Report only the number of lines that hold the word "organic".
[Start Data provided]
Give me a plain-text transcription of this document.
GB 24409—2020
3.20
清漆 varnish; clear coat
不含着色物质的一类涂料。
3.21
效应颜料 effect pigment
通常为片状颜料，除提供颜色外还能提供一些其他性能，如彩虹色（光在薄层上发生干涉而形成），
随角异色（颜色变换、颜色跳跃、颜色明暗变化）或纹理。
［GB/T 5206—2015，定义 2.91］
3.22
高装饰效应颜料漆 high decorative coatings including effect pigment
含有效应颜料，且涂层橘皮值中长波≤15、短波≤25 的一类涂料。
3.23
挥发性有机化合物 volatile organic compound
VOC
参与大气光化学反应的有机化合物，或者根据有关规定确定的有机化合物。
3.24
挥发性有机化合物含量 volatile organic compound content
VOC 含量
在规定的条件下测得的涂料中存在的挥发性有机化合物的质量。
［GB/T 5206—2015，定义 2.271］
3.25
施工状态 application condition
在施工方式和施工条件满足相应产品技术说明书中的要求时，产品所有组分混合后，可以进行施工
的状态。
[End Data provided]
[Start Data provided]
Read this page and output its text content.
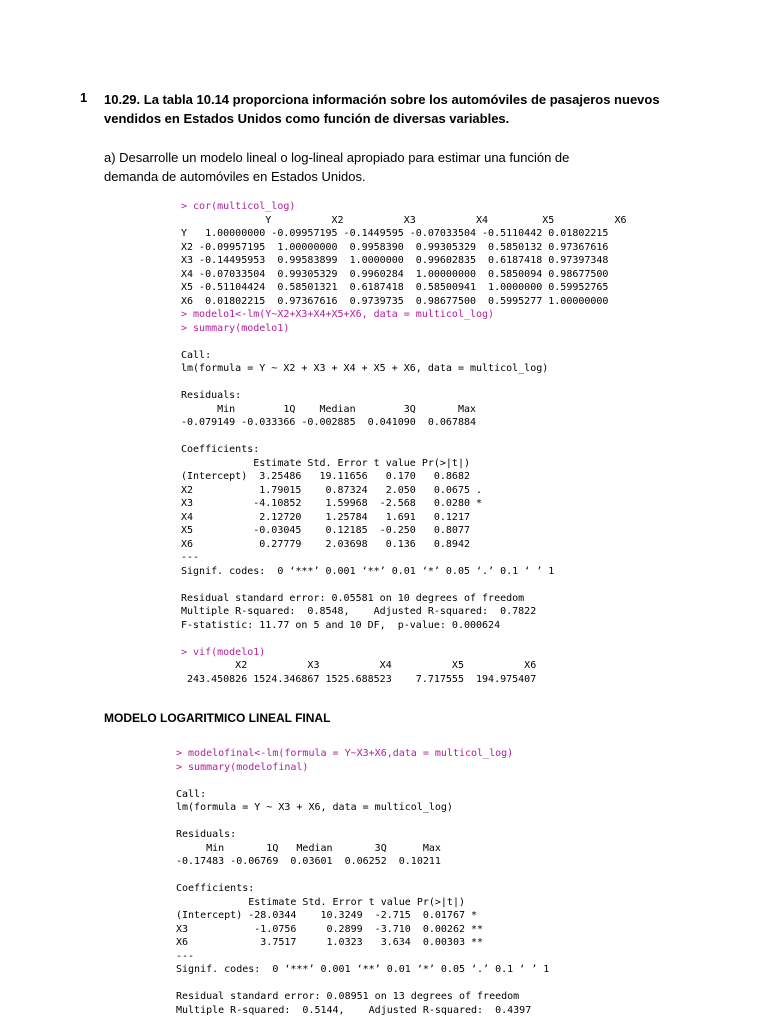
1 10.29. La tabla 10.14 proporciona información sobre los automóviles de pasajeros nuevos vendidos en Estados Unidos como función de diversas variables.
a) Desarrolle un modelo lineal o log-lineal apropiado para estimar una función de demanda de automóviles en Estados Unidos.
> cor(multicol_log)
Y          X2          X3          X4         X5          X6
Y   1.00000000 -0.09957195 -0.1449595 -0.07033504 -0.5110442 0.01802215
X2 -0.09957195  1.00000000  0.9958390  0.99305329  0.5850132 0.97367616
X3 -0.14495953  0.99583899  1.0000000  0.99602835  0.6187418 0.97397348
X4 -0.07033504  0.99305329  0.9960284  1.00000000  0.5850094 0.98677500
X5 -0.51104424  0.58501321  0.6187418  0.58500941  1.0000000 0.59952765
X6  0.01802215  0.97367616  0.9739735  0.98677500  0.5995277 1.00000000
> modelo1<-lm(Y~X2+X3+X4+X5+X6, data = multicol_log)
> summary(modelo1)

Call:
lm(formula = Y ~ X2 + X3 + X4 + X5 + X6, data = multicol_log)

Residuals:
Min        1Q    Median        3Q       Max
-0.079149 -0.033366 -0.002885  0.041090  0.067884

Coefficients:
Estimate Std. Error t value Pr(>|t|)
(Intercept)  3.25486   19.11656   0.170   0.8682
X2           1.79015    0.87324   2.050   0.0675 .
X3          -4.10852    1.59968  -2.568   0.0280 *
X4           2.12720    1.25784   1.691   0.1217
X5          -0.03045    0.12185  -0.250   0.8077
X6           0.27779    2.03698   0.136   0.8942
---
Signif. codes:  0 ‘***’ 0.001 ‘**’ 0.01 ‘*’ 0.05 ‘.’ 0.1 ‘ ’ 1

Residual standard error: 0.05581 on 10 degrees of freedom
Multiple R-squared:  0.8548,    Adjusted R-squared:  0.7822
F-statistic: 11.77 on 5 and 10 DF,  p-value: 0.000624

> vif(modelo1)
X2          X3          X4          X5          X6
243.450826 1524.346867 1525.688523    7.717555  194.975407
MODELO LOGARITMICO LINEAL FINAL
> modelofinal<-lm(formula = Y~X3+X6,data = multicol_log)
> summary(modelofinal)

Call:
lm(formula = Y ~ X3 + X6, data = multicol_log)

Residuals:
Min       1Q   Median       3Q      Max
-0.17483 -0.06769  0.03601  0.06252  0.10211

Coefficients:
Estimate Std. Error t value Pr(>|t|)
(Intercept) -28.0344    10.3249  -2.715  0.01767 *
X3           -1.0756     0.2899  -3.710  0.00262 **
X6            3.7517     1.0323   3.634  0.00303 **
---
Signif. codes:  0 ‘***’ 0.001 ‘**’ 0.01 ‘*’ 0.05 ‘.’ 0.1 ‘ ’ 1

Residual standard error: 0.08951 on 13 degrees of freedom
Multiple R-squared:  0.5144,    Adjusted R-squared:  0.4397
[End Data provided]
[Start Data provided]
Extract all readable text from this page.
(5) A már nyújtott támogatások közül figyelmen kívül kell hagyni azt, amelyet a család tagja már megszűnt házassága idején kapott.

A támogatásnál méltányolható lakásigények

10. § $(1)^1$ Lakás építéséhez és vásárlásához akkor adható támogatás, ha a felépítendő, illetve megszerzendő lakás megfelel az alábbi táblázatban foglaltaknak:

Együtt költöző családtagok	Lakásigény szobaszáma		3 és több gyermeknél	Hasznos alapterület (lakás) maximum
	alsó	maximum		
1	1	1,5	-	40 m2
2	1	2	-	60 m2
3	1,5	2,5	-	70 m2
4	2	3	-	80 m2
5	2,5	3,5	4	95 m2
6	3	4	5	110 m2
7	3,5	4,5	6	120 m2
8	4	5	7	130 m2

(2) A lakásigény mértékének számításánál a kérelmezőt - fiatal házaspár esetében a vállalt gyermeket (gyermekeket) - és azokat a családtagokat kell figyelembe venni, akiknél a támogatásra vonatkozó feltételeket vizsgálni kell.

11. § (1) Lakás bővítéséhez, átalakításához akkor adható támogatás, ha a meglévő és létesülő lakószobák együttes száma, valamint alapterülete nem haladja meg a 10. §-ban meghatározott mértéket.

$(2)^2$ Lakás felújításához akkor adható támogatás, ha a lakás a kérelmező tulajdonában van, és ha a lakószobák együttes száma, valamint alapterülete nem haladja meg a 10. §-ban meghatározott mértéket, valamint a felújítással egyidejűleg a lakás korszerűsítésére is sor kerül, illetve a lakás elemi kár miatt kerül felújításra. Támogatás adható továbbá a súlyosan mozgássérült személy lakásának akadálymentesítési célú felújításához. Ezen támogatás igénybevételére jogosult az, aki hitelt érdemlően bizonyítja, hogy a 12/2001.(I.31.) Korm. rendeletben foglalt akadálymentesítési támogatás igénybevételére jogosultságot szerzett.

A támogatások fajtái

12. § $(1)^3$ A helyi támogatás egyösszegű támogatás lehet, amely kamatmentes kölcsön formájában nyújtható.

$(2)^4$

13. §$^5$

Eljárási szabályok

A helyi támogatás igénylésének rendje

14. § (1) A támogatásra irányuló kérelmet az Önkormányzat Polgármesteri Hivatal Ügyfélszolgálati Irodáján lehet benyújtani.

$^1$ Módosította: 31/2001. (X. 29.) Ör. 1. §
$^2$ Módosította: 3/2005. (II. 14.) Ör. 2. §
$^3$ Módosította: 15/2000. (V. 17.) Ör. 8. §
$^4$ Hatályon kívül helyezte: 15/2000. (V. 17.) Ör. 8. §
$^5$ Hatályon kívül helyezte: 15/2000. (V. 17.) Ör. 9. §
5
[End Data provided]
| Answer in full |
2